• **Description of the task**
Below are some records; return each one exactly.

........

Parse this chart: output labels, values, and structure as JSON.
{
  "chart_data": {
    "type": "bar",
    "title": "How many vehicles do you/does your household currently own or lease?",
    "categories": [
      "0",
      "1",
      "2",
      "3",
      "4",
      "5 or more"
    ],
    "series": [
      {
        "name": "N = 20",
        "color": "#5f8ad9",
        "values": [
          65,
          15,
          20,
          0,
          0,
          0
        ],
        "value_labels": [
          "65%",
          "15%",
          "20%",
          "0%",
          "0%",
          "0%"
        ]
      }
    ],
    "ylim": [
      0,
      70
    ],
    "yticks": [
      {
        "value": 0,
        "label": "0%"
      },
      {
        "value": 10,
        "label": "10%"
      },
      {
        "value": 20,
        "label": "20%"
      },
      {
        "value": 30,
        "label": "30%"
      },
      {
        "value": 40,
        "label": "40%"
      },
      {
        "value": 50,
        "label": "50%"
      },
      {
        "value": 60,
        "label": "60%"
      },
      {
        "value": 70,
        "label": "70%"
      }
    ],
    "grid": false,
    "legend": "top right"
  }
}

........

• **Reply to the exercise**
Parse this chart: output labels, values, and structure as JSON.
{
  "chart_data": {
    "type": "bar",
    "title": "How many vehicles do you/does your household currently own or lease?",
    "categories": [
      "0",
      "1",
      "2",
      "3",
      "4",
      "5 or more"
    ],
    "series": [
      {
        "name": "N = 20",
        "color": "#5f8ad9",
        "values": [
          65,
          15,
          20,
          0,
          0,
          0
        ],
        "value_labels": [
          "65%",
          "15%",
          "20%",
          "0%",
          "0%",
          "0%"
        ]
      }
    ],
    "ylim": [
      0,
      70
    ],
    "yticks": [
      {
        "value": 0,
        "label": "0%"
      },
      {
        "value": 10,
        "label": "10%"
      },
      {
        "value": 20,
        "label": "20%"
      },
      {
        "value": 30,
        "label": "30%"
      },
      {
        "value": 40,
        "label": "40%"
      },
      {
        "value": 50,
        "label": "50%"
      },
      {
        "value": 60,
        "label": "60%"
      },
      {
        "value": 70,
        "label": "70%"
      }
    ],
    "grid": false,
    "legend": "top right"
  }
}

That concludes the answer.